▶ _Exercise task_
Can you copy the lines of the records verbatim, starting from the very first line and going through the line containing "volume-bar (648, 417, 659, 431)", with both ends included?

▶ _Material to process_
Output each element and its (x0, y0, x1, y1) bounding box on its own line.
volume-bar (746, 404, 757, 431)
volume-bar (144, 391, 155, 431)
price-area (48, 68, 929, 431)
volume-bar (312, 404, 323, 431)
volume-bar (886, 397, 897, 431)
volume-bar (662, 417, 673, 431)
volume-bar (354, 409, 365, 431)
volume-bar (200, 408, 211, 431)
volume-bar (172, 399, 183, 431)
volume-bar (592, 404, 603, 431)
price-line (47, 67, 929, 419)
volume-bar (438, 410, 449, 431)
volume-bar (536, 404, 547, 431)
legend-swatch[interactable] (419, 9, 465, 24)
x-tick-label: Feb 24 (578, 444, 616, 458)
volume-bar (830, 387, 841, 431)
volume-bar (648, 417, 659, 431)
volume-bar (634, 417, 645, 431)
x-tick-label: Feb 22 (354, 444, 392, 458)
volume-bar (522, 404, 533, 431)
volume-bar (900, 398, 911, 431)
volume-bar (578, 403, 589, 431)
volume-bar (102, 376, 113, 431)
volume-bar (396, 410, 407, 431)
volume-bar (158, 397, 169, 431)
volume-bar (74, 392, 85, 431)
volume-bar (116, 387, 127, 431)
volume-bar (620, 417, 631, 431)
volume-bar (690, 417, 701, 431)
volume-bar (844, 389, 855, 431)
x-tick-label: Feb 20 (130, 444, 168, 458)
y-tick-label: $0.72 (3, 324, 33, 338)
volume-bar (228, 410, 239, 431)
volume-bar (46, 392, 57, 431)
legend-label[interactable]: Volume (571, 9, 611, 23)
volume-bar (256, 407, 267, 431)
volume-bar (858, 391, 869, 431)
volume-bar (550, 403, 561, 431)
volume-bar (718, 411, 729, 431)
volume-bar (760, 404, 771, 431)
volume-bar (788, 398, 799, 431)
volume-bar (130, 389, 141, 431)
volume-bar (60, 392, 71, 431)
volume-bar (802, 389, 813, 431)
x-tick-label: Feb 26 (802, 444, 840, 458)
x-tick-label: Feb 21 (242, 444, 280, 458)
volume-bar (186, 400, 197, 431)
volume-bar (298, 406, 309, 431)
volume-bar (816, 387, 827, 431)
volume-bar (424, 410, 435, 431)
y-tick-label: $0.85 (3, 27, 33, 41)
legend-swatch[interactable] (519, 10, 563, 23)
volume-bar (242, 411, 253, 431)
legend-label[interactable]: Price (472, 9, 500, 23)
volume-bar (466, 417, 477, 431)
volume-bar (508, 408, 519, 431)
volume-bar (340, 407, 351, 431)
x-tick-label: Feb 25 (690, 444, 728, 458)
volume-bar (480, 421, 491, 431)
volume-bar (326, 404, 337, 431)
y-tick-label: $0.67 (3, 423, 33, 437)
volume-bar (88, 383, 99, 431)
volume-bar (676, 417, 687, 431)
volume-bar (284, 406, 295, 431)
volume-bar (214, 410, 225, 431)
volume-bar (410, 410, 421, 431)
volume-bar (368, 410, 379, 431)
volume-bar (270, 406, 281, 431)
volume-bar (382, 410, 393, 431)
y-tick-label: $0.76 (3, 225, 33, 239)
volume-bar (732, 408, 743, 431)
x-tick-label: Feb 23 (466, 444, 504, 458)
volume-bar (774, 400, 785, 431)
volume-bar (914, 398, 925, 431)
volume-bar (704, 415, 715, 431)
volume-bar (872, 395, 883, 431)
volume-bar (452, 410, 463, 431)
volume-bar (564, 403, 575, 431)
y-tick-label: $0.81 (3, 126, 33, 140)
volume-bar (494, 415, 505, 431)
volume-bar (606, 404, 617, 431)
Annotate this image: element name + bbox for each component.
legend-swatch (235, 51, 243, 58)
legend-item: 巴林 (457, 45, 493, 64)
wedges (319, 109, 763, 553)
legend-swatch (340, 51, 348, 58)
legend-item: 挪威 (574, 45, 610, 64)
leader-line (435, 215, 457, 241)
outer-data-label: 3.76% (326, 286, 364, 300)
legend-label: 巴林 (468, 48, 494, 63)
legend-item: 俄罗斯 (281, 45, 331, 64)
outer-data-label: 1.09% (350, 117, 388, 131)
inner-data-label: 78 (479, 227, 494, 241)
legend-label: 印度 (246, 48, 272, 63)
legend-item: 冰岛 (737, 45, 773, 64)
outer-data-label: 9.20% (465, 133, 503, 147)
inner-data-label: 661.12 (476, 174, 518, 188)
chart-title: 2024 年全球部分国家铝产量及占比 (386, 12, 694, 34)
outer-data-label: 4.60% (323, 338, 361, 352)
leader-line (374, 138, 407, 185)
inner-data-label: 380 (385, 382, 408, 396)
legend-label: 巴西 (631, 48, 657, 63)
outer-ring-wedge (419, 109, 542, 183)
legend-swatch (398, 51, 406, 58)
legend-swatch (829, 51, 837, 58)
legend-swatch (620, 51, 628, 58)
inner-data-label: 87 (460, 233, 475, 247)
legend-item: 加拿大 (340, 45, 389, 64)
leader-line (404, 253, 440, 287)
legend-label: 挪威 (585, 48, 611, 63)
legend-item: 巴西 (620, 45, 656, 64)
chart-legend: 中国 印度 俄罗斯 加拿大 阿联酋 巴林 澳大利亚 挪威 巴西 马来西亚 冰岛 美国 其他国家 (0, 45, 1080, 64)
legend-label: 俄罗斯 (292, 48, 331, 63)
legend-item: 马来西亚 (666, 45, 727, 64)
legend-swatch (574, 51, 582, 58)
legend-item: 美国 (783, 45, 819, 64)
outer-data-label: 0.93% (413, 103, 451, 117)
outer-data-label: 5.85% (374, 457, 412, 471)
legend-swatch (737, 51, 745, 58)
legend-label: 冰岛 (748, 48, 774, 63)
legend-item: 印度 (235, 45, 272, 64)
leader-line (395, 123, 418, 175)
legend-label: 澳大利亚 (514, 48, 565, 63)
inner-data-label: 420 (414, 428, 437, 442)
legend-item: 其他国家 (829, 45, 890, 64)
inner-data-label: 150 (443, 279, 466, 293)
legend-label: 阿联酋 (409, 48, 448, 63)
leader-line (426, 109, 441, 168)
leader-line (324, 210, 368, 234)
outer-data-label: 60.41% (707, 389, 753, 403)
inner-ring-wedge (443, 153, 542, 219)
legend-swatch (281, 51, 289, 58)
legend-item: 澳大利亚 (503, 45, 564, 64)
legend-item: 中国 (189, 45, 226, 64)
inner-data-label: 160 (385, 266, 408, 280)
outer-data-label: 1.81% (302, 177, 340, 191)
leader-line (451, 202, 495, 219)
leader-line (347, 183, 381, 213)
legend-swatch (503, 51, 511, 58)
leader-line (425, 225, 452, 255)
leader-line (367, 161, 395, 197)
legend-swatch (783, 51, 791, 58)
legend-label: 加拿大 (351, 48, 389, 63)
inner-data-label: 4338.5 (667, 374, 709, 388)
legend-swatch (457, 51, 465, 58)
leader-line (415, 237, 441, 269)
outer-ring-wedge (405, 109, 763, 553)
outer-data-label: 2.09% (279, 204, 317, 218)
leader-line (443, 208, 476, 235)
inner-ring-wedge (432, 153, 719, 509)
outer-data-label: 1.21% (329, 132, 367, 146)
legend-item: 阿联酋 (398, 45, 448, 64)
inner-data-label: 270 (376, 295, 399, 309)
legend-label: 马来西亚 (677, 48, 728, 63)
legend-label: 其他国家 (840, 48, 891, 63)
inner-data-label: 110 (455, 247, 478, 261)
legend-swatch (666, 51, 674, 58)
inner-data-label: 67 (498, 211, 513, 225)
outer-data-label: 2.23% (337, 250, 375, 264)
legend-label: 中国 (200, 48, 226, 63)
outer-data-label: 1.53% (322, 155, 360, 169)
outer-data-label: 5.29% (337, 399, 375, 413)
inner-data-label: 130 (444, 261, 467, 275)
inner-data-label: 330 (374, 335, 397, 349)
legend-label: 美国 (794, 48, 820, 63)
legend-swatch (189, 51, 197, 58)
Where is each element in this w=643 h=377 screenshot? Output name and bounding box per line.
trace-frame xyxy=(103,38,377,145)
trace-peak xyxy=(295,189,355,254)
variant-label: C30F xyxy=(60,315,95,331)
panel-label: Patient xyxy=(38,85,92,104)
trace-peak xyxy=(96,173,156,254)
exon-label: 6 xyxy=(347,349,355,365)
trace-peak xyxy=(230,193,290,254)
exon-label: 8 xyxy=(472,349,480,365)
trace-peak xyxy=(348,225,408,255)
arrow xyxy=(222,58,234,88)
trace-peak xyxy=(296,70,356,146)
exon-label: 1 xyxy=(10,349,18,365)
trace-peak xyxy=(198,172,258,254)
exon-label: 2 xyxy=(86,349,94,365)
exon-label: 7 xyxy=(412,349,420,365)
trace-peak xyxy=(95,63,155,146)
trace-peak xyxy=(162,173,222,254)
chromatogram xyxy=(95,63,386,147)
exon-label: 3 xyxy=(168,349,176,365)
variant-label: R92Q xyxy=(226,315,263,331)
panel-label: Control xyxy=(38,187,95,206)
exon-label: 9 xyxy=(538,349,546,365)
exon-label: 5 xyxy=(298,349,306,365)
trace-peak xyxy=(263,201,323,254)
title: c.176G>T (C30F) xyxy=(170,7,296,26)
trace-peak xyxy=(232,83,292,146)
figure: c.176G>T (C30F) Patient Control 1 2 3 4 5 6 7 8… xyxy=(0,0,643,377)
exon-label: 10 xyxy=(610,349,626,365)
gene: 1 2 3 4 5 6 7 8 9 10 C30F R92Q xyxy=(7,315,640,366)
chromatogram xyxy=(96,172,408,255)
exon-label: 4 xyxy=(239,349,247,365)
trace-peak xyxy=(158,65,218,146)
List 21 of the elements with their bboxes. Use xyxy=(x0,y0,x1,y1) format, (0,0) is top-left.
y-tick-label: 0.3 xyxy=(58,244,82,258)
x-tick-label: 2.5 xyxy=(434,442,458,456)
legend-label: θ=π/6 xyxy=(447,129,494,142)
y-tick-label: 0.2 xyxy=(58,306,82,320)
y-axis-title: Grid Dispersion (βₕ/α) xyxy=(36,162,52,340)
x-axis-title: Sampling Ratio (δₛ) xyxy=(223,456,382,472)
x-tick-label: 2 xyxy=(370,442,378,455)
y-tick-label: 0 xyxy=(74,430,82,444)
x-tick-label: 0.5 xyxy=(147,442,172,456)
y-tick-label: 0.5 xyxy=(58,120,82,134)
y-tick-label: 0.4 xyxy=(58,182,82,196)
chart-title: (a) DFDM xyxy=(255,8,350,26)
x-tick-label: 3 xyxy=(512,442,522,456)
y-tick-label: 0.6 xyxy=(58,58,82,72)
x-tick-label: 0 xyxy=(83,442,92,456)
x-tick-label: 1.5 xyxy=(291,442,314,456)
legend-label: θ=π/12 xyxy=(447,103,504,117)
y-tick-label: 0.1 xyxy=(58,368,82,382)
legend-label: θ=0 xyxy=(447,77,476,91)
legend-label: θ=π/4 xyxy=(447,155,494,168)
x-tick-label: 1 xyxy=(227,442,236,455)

▶ _Answer to the task_
Output each element and its (x0, y0, x1, y1) bounding box on its own line.
volume-bar (746, 404, 757, 431)
volume-bar (144, 391, 155, 431)
price-area (48, 68, 929, 431)
volume-bar (312, 404, 323, 431)
volume-bar (886, 397, 897, 431)
volume-bar (662, 417, 673, 431)
volume-bar (354, 409, 365, 431)
volume-bar (200, 408, 211, 431)
volume-bar (172, 399, 183, 431)
volume-bar (592, 404, 603, 431)
price-line (47, 67, 929, 419)
volume-bar (438, 410, 449, 431)
volume-bar (536, 404, 547, 431)
legend-swatch[interactable] (419, 9, 465, 24)
x-tick-label: Feb 24 (578, 444, 616, 458)
volume-bar (830, 387, 841, 431)
volume-bar (648, 417, 659, 431)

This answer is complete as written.